> **GIVEN INFORMATION**
╔══

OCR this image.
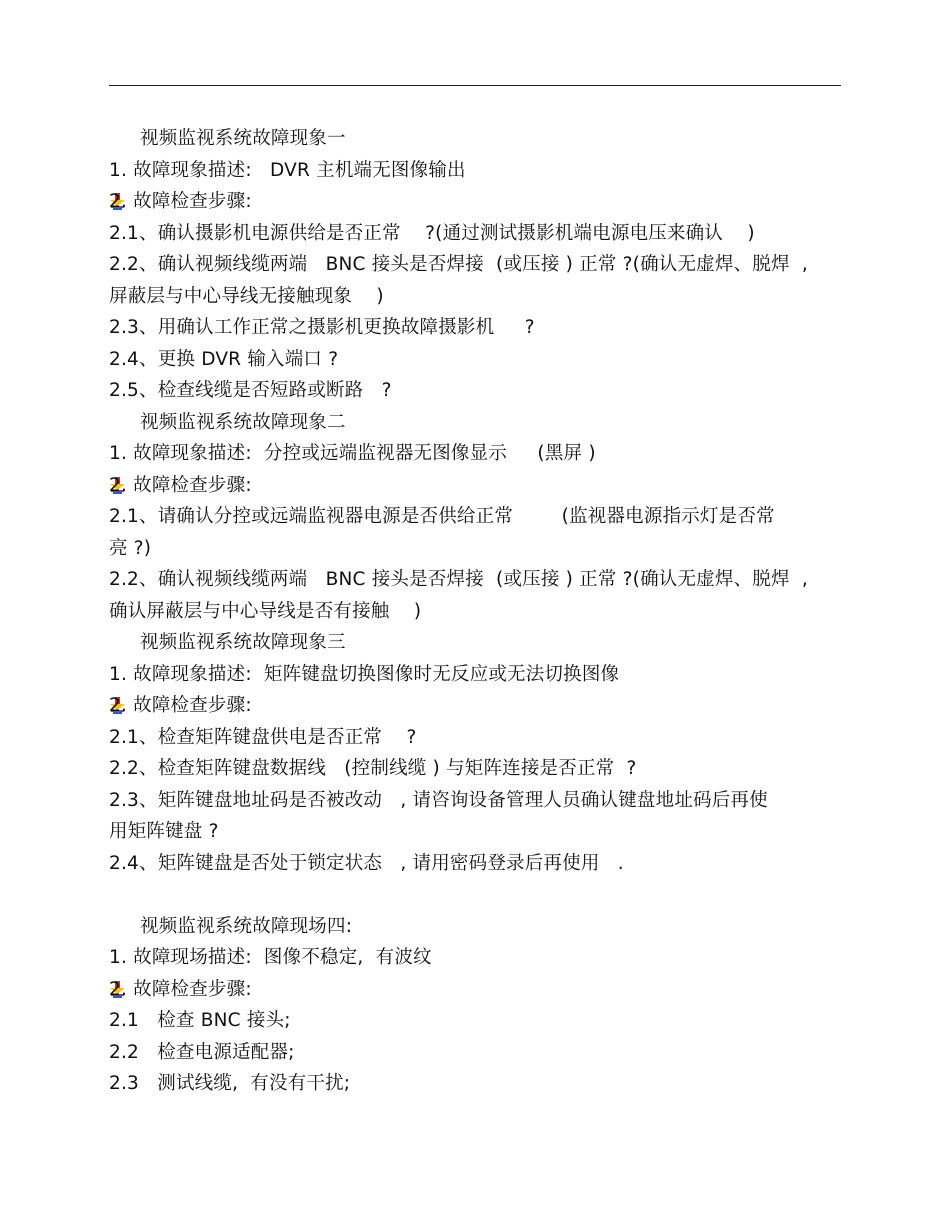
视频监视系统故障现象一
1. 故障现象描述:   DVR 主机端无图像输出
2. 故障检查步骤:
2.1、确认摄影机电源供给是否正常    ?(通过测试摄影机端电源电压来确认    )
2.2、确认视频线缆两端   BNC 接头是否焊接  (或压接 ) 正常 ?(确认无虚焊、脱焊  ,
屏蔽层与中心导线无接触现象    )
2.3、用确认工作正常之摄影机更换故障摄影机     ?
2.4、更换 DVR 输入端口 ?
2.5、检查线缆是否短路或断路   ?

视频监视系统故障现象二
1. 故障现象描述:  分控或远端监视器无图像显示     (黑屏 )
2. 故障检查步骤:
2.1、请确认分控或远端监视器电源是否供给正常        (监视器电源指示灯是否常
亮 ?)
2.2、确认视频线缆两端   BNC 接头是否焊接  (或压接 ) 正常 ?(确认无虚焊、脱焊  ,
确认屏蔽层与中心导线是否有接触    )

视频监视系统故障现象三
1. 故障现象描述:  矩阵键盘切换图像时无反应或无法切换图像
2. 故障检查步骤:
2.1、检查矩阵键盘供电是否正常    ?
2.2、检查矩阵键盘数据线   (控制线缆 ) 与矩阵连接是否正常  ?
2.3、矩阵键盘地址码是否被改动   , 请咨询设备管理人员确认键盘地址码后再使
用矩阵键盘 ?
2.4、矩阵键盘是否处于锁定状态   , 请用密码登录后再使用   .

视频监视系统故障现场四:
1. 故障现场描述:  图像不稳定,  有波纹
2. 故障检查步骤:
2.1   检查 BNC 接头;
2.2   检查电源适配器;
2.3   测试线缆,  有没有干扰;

╚══
╔══

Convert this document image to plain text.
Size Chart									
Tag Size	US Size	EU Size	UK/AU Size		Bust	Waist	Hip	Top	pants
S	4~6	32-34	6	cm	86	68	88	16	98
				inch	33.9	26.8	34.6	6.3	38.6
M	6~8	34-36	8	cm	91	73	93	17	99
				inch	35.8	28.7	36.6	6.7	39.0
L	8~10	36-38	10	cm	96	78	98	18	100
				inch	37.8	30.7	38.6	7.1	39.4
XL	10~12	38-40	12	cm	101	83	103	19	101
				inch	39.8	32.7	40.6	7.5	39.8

╚══
╔══

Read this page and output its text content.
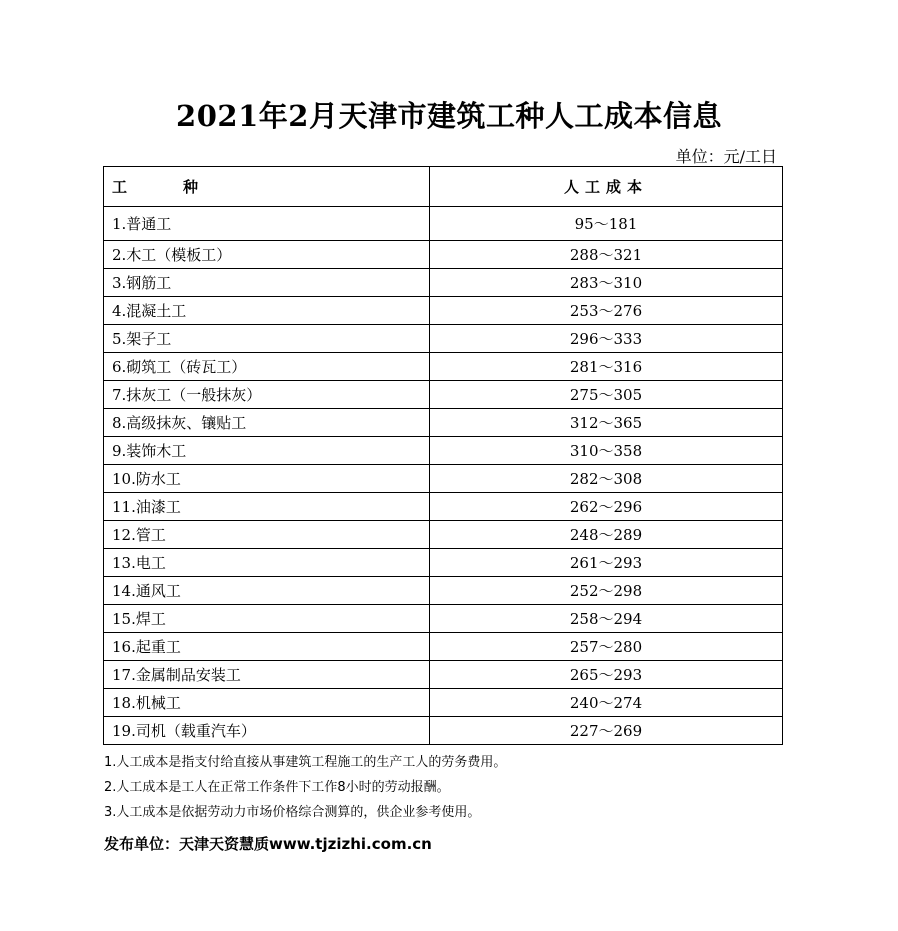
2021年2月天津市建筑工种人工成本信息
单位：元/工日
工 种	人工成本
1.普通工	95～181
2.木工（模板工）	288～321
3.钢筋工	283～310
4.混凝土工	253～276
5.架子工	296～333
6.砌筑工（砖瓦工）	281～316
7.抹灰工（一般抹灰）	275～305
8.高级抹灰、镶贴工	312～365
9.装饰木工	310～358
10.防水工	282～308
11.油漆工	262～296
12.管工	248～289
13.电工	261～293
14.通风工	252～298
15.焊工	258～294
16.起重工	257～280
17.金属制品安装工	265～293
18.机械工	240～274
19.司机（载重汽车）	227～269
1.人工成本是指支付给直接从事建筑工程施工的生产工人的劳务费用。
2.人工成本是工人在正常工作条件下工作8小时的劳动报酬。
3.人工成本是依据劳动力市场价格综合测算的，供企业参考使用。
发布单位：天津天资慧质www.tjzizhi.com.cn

╚══

> **EXERCISE**
Copy out every line of the listing that includes the string "image".

> **RESPONSE FOR THIS EXERCISE**
OCR this image.
Convert this document image to plain text.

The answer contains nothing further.